# [Record excerpts]
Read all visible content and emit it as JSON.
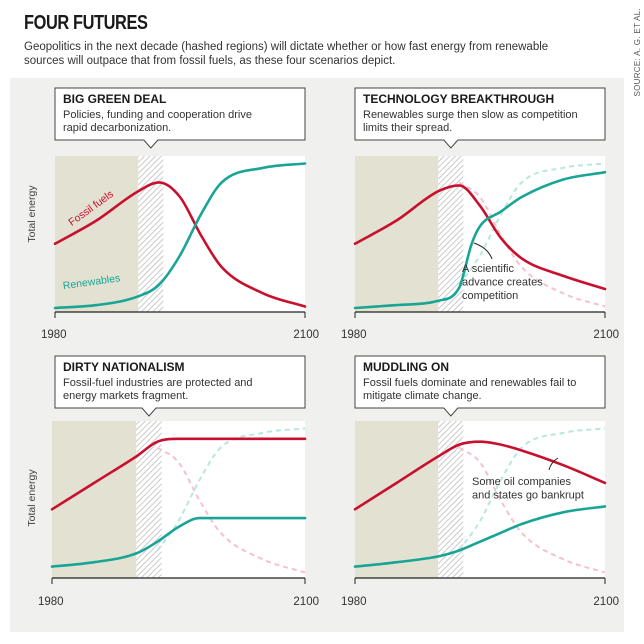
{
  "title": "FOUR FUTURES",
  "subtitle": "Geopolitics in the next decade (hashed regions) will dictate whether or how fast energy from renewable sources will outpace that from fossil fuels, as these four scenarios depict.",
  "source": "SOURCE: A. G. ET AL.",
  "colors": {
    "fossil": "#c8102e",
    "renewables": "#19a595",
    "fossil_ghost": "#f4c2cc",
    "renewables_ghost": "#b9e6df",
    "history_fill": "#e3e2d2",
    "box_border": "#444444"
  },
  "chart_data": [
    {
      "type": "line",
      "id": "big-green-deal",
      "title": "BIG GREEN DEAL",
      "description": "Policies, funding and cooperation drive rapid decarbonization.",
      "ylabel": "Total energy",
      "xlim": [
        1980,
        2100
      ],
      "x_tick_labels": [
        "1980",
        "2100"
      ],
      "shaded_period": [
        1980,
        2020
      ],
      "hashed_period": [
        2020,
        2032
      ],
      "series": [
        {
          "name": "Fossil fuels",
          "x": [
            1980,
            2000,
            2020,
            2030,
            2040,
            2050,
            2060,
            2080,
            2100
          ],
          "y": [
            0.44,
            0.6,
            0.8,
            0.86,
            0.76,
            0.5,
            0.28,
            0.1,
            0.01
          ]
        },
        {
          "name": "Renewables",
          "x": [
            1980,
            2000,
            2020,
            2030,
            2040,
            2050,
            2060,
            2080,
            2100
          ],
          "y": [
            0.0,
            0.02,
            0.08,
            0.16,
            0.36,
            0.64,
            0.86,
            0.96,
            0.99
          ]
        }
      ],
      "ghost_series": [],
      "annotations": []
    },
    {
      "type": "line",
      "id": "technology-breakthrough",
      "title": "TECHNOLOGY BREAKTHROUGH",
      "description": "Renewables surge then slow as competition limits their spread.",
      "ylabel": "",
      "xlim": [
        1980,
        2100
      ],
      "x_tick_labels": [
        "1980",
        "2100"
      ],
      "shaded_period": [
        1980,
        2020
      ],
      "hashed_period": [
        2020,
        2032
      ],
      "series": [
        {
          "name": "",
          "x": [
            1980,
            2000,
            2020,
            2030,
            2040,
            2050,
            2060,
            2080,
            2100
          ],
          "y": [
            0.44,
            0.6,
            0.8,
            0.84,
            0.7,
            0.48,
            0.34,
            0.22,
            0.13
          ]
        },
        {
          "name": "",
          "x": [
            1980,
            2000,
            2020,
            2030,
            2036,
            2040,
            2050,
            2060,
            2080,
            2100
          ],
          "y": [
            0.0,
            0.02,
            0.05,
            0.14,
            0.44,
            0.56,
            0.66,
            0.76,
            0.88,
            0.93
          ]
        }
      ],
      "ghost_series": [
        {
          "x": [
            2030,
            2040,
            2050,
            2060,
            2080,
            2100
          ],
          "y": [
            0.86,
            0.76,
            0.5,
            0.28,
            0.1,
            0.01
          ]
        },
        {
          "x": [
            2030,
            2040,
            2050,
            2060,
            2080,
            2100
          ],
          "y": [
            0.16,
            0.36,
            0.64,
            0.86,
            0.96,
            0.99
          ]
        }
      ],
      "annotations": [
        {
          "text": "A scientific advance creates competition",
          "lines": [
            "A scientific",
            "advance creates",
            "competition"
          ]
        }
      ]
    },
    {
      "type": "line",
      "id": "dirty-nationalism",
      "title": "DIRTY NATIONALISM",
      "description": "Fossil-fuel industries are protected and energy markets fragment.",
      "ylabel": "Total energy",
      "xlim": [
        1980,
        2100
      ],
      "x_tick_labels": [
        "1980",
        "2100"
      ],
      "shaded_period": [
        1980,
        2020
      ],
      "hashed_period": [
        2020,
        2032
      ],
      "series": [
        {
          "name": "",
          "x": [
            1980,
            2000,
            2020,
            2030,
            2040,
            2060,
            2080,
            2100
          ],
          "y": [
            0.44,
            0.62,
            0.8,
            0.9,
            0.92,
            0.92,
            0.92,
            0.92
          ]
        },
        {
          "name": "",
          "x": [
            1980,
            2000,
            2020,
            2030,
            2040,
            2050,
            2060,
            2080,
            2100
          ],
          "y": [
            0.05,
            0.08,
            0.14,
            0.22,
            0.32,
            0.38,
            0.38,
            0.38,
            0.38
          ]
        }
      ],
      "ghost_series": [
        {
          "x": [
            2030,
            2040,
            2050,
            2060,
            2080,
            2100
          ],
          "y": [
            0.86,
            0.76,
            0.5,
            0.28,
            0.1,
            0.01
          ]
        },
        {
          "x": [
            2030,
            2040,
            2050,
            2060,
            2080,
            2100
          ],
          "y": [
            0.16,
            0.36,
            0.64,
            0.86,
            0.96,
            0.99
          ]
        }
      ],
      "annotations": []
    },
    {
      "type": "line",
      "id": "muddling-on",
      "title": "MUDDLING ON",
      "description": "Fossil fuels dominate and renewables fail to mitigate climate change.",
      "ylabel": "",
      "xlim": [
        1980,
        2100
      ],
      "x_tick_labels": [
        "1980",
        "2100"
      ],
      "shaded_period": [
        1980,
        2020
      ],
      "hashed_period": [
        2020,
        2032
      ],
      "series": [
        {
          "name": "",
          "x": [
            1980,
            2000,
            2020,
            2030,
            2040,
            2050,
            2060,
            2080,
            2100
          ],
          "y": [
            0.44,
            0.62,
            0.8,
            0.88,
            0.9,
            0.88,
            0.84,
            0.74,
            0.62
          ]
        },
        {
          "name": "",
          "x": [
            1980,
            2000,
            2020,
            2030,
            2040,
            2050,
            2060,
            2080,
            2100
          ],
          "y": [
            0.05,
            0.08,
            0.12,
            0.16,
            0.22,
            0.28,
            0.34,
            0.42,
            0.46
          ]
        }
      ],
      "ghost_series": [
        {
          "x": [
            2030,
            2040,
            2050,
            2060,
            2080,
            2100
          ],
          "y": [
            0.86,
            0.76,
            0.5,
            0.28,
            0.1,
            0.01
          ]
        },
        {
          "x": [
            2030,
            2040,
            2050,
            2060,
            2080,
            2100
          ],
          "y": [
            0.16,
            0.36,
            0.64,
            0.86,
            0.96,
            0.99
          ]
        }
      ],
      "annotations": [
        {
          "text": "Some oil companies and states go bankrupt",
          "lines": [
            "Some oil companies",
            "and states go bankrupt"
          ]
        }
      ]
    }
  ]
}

# [Set exercise]
Find and copy each line above that includes the string "states".

# [Written answer]
          "text": "Some oil companies and states go bankrupt",
            "and states go bankrupt"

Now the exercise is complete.